**Directive:**
Copy out every line of the records below without changing anything.

[Stored items]
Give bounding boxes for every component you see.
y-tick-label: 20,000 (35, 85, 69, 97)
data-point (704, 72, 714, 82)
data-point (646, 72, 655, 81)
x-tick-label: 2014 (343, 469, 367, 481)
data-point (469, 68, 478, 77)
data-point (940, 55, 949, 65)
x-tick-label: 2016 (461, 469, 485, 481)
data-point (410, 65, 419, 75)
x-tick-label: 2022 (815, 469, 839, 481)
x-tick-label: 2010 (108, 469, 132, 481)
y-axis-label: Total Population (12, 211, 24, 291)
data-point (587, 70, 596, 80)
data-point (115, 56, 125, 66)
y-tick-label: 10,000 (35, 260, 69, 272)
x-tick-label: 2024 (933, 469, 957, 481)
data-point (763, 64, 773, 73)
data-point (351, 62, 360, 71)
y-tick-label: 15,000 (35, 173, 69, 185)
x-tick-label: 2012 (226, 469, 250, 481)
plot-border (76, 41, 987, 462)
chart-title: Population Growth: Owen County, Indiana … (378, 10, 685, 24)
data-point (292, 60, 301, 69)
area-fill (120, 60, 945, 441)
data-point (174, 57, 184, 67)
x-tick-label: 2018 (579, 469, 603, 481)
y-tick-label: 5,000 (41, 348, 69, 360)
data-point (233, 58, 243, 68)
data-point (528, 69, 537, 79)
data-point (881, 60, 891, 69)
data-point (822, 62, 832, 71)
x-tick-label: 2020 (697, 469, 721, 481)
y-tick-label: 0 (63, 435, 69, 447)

**Task response:**
Give bounding boxes for every component you see.
y-tick-label: 20,000 (35, 85, 69, 97)
data-point (704, 72, 714, 82)
data-point (646, 72, 655, 81)
x-tick-label: 2014 (343, 469, 367, 481)
data-point (469, 68, 478, 77)
data-point (940, 55, 949, 65)
x-tick-label: 2016 (461, 469, 485, 481)
data-point (410, 65, 419, 75)
x-tick-label: 2022 (815, 469, 839, 481)
x-tick-label: 2010 (108, 469, 132, 481)
y-axis-label: Total Population (12, 211, 24, 291)
data-point (587, 70, 596, 80)
data-point (115, 56, 125, 66)
y-tick-label: 10,000 (35, 260, 69, 272)
x-tick-label: 2024 (933, 469, 957, 481)
data-point (763, 64, 773, 73)
data-point (351, 62, 360, 71)
y-tick-label: 15,000 (35, 173, 69, 185)
x-tick-label: 2012 (226, 469, 250, 481)
plot-border (76, 41, 987, 462)
chart-title: Population Growth: Owen County, Indiana … (378, 10, 685, 24)
data-point (292, 60, 301, 69)
area-fill (120, 60, 945, 441)
data-point (174, 57, 184, 67)
x-tick-label: 2018 (579, 469, 603, 481)
y-tick-label: 5,000 (41, 348, 69, 360)
data-point (233, 58, 243, 68)
data-point (528, 69, 537, 79)
data-point (881, 60, 891, 69)
data-point (822, 62, 832, 71)
x-tick-label: 2020 (697, 469, 721, 481)
y-tick-label: 0 (63, 435, 69, 447)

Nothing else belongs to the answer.